Restate each entry word for word, leaving nothing out.

* RECORDED DATA *
★ ★ ★ ★ ★ ★ ★
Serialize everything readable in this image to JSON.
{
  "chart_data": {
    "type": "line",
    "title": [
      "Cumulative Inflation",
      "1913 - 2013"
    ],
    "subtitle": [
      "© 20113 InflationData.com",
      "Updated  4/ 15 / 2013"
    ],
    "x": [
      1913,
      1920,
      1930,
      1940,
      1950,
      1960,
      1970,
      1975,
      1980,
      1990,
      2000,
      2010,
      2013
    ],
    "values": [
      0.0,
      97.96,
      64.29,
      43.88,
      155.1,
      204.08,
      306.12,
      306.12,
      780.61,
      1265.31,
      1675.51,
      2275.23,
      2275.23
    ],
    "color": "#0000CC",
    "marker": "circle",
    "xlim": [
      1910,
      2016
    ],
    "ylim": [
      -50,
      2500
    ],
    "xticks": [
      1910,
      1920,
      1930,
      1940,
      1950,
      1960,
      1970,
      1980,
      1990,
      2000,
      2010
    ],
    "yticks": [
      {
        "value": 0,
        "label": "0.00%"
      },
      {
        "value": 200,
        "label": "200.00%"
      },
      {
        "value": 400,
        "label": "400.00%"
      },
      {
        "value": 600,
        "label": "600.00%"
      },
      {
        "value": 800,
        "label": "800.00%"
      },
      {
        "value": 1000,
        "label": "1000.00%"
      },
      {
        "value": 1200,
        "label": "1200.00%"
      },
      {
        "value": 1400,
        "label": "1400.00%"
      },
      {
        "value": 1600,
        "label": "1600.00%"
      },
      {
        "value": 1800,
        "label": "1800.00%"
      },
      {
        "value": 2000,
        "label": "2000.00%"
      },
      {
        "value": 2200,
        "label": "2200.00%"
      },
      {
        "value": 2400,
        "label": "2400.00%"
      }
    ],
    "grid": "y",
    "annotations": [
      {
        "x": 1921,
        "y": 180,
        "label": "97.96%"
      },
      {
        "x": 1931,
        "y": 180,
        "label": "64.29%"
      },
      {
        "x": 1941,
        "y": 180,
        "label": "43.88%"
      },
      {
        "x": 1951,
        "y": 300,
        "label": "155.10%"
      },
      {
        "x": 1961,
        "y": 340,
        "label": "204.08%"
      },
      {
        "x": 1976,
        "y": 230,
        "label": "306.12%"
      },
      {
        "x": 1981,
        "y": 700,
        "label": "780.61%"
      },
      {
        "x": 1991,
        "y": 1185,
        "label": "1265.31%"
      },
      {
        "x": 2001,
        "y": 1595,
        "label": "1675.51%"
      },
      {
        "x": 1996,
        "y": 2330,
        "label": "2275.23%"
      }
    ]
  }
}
★ ★ ★ ★ ★ ★ ★
* SOLVED EXERCISE *
Serialize everything readable in this image to JSON.
{
  "chart_data": {
    "type": "line",
    "title": [
      "Cumulative Inflation",
      "1913 - 2013"
    ],
    "subtitle": [
      "© 20113 InflationData.com",
      "Updated  4/ 15 / 2013"
    ],
    "x": [
      1913,
      1920,
      1930,
      1940,
      1950,
      1960,
      1970,
      1975,
      1980,
      1990,
      2000,
      2010,
      2013
    ],
    "values": [
      0.0,
      97.96,
      64.29,
      43.88,
      155.1,
      204.08,
      306.12,
      306.12,
      780.61,
      1265.31,
      1675.51,
      2275.23,
      2275.23
    ],
    "color": "#0000CC",
    "marker": "circle",
    "xlim": [
      1910,
      2016
    ],
    "ylim": [
      -50,
      2500
    ],
    "xticks": [
      1910,
      1920,
      1930,
      1940,
      1950,
      1960,
      1970,
      1980,
      1990,
      2000,
      2010
    ],
    "yticks": [
      {
        "value": 0,
        "label": "0.00%"
      },
      {
        "value": 200,
        "label": "200.00%"
      },
      {
        "value": 400,
        "label": "400.00%"
      },
      {
        "value": 600,
        "label": "600.00%"
      },
      {
        "value": 800,
        "label": "800.00%"
      },
      {
        "value": 1000,
        "label": "1000.00%"
      },
      {
        "value": 1200,
        "label": "1200.00%"
      },
      {
        "value": 1400,
        "label": "1400.00%"
      },
      {
        "value": 1600,
        "label": "1600.00%"
      },
      {
        "value": 1800,
        "label": "1800.00%"
      },
      {
        "value": 2000,
        "label": "2000.00%"
      },
      {
        "value": 2200,
        "label": "2200.00%"
      },
      {
        "value": 2400,
        "label": "2400.00%"
      }
    ],
    "grid": "y",
    "annotations": [
      {
        "x": 1921,
        "y": 180,
        "label": "97.96%"
      },
      {
        "x": 1931,
        "y": 180,
        "label": "64.29%"
      },
      {
        "x": 1941,
        "y": 180,
        "label": "43.88%"
      },
      {
        "x": 1951,
        "y": 300,
        "label": "155.10%"
      },
      {
        "x": 1961,
        "y": 340,
        "label": "204.08%"
      },
      {
        "x": 1976,
        "y": 230,
        "label": "306.12%"
      },
      {
        "x": 1981,
        "y": 700,
        "label": "780.61%"
      },
      {
        "x": 1991,
        "y": 1185,
        "label": "1265.31%"
      },
      {
        "x": 2001,
        "y": 1595,
        "label": "1675.51%"
      },
      {
        "x": 1996,
        "y": 2330,
        "label": "2275.23%"
      }
    ]
  }
}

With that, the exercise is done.